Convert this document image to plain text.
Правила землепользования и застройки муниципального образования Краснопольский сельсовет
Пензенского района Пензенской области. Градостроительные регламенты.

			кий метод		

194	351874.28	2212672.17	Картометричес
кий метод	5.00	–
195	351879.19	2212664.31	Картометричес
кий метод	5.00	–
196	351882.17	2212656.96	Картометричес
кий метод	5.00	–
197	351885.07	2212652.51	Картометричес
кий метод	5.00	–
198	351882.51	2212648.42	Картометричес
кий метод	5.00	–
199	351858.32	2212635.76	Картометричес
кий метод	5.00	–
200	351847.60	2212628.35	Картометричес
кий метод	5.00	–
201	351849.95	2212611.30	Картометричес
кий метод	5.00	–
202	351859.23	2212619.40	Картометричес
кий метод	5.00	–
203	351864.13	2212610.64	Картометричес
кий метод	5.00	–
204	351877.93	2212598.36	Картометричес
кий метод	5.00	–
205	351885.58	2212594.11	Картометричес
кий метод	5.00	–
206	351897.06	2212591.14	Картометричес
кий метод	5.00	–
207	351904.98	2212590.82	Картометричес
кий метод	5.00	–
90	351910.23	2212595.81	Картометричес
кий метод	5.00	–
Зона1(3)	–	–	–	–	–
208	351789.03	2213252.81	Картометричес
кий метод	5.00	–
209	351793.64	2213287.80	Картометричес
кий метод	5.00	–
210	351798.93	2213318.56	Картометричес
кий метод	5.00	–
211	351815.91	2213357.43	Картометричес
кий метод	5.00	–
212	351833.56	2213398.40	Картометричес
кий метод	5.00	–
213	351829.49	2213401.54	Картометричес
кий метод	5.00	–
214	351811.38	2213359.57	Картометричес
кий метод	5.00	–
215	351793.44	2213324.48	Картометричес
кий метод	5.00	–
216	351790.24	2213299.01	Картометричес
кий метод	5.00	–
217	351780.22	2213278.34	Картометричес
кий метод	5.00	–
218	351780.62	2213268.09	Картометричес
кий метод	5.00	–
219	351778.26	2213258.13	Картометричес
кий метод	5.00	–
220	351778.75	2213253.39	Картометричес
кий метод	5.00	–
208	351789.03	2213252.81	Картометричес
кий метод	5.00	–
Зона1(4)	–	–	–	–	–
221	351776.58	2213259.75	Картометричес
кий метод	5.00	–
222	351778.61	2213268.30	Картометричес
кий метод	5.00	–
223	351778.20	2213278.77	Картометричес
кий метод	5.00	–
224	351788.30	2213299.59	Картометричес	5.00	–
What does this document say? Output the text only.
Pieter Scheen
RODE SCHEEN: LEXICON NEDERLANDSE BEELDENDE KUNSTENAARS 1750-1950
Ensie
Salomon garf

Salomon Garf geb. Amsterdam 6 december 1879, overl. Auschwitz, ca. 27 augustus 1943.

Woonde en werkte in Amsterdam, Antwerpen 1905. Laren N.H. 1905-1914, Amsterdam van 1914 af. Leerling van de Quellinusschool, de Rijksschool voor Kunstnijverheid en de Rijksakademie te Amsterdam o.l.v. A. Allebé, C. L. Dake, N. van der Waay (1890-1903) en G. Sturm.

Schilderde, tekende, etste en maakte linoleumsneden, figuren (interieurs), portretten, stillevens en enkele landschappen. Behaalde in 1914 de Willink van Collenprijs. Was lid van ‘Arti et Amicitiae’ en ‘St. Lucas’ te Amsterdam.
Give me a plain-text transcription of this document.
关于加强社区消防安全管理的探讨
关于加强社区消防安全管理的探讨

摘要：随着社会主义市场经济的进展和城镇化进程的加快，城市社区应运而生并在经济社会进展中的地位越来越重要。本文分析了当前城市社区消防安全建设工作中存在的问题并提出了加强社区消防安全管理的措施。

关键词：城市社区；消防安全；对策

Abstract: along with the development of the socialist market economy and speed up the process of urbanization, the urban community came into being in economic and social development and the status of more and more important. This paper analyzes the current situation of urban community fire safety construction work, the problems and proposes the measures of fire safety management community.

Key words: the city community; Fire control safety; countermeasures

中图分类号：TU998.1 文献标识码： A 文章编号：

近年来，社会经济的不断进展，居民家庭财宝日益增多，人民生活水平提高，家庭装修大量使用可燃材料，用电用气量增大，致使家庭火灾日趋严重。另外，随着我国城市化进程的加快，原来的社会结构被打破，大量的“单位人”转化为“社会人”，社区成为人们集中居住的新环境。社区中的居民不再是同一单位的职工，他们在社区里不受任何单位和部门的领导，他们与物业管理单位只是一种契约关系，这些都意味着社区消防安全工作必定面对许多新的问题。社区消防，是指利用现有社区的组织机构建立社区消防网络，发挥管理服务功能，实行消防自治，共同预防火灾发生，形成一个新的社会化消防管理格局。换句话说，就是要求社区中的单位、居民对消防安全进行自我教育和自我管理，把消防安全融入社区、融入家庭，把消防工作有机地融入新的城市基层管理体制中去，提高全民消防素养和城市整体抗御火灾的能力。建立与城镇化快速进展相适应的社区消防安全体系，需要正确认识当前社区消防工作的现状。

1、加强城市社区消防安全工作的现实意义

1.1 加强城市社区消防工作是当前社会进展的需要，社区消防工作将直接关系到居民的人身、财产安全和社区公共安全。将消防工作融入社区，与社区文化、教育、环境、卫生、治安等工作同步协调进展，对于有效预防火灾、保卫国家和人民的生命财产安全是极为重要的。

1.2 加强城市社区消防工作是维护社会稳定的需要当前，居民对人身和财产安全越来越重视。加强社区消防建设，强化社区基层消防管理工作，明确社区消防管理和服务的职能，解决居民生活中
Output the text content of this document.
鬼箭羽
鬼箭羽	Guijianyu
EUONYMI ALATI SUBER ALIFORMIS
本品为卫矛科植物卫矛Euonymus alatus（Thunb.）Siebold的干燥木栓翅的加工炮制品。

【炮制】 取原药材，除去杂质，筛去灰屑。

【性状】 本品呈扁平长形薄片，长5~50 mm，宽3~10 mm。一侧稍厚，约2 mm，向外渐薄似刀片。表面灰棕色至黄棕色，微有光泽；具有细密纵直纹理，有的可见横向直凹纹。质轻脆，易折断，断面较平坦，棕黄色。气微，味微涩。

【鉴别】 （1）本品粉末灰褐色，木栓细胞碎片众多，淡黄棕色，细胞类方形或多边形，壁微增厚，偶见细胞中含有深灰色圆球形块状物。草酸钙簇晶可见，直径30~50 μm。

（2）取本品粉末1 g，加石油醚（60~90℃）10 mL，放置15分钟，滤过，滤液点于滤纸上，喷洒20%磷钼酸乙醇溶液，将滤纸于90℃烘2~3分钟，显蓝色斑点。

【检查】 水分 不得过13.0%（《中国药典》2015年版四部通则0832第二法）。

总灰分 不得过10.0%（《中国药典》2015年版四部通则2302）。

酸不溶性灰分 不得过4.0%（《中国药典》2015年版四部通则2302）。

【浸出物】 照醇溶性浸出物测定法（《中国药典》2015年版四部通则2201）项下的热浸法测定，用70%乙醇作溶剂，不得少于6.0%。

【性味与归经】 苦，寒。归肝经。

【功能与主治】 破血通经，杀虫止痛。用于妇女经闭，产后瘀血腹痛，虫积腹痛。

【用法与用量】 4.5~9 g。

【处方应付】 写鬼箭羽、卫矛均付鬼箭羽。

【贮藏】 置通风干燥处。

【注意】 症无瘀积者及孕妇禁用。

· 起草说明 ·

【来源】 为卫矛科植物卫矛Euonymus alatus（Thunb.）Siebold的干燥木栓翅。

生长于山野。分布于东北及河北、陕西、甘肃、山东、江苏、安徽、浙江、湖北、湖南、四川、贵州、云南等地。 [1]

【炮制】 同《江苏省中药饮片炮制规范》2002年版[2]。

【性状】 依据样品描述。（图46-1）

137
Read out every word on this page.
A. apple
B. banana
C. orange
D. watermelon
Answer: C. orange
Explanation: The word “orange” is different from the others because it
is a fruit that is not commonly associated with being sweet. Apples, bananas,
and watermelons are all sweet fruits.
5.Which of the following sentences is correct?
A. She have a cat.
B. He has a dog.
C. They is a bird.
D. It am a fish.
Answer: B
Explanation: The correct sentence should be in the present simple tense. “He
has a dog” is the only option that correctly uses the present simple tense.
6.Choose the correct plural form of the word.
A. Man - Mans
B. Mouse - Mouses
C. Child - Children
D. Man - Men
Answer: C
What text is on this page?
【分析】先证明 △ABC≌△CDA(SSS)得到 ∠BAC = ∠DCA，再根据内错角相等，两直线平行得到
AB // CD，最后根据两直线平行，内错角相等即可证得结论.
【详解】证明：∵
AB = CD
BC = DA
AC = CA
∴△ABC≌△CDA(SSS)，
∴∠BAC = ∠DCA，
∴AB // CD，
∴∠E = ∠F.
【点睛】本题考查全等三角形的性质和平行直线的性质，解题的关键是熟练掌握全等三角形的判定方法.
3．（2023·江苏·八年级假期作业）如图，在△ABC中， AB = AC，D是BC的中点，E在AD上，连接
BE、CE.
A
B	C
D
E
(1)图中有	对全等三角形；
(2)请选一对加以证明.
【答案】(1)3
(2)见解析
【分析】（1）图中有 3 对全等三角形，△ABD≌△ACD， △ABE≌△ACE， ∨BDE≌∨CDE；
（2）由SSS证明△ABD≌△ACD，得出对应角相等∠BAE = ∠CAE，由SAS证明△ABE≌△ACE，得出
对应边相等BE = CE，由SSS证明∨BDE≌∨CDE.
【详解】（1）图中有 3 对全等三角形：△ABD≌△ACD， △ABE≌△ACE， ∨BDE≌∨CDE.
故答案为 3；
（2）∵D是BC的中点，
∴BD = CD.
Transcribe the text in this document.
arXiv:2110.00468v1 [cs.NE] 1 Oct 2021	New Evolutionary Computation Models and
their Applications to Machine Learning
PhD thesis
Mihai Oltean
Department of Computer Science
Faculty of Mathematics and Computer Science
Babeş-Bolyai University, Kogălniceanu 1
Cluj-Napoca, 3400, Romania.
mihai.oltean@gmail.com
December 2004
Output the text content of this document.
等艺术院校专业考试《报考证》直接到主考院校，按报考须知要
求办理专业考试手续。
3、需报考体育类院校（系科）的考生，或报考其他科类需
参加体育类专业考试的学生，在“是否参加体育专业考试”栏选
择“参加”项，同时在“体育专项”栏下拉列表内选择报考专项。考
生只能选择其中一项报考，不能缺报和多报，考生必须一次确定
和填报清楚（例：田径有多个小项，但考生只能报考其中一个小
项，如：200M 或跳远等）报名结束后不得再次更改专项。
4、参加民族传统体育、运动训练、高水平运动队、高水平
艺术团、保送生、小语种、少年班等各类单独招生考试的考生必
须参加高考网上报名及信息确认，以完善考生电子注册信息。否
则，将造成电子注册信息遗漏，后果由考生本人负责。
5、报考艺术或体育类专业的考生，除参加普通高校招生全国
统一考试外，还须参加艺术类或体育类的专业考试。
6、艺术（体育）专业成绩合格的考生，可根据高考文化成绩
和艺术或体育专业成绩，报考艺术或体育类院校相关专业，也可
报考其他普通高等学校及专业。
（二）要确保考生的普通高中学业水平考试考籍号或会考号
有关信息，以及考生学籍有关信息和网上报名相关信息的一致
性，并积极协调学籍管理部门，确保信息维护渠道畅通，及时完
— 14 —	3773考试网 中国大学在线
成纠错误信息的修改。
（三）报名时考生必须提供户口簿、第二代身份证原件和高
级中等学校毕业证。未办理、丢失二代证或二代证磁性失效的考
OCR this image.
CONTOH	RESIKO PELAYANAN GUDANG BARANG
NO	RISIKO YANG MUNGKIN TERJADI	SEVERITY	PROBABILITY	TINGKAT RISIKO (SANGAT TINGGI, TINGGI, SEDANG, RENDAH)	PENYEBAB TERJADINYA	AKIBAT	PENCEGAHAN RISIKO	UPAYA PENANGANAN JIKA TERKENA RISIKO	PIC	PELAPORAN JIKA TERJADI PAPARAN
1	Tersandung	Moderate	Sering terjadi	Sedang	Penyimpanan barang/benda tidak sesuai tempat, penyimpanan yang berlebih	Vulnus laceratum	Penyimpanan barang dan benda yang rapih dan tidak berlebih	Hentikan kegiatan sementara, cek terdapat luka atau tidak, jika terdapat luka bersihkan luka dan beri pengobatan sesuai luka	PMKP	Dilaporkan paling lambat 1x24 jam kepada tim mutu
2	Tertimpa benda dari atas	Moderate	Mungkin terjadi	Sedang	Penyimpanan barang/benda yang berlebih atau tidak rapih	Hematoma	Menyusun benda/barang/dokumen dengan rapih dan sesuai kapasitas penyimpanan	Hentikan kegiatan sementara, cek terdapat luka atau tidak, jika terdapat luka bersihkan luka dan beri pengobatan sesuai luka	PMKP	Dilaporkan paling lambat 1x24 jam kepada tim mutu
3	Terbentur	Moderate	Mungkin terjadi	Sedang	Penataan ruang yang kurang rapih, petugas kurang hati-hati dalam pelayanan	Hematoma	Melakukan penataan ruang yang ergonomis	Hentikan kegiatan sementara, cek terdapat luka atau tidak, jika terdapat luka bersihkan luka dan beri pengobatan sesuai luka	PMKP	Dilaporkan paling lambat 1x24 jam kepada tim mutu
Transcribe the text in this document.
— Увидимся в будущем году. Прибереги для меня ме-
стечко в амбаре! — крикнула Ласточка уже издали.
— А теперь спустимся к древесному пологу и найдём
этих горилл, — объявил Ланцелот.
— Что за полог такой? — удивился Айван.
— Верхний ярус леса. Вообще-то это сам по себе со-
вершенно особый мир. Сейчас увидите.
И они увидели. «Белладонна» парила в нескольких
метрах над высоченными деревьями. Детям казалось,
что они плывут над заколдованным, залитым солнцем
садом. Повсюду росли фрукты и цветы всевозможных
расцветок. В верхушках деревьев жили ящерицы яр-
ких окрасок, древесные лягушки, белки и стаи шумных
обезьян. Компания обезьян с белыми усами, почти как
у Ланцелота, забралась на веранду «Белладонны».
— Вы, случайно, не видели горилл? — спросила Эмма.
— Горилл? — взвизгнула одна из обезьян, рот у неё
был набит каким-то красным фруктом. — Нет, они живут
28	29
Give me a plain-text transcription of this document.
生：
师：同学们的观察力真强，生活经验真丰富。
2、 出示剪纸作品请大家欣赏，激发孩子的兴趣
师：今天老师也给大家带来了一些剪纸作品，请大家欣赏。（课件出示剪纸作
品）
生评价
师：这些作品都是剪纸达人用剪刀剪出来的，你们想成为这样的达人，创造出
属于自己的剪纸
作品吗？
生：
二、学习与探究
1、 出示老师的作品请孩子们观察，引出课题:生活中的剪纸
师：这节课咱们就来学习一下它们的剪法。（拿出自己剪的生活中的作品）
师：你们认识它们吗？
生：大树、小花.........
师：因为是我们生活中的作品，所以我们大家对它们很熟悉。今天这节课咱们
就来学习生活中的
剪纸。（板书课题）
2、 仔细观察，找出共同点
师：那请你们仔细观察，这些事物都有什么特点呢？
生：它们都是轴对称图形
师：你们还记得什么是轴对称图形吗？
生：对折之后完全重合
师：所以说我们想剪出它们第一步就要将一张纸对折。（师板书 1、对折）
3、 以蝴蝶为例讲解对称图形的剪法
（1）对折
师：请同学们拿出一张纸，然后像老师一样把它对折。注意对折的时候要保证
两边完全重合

**********

In the listing, find every line containing the word "lambat" and list it.

▶ [PROBLEM SOLUTION]:
1	Tersandung	Moderate	Sering terjadi	Sedang	Penyimpanan barang/benda tidak sesuai tempat, penyimpanan yang berlebih	Vulnus laceratum	Penyimpanan barang dan benda yang rapih dan tidak berlebih	Hentikan kegiatan sementara, cek terdapat luka atau tidak, jika terdapat luka bersihkan luka dan beri pengobatan sesuai luka	PMKP	Dilaporkan paling lambat 1x24 jam kepada tim mutu
2	Tertimpa benda dari atas	Moderate	Mungkin terjadi	Sedang	Penyimpanan barang/benda yang berlebih atau tidak rapih	Hematoma	Menyusun benda/barang/dokumen dengan rapih dan sesuai kapasitas penyimpanan	Hentikan kegiatan sementara, cek terdapat luka atau tidak, jika terdapat luka bersihkan luka dan beri pengobatan sesuai luka	PMKP	Dilaporkan paling lambat 1x24 jam kepada tim mutu
3	Terbentur	Moderate	Mungkin terjadi	Sedang	Penataan ruang yang kurang rapih, petugas kurang hati-hati dalam pelayanan	Hematoma	Melakukan penataan ruang yang ergonomis	Hentikan kegiatan sementara, cek terdapat luka atau tidak, jika terdapat luka bersihkan luka dan beri pengobatan sesuai luka	PMKP	Dilaporkan paling lambat 1x24 jam kepada tim mutu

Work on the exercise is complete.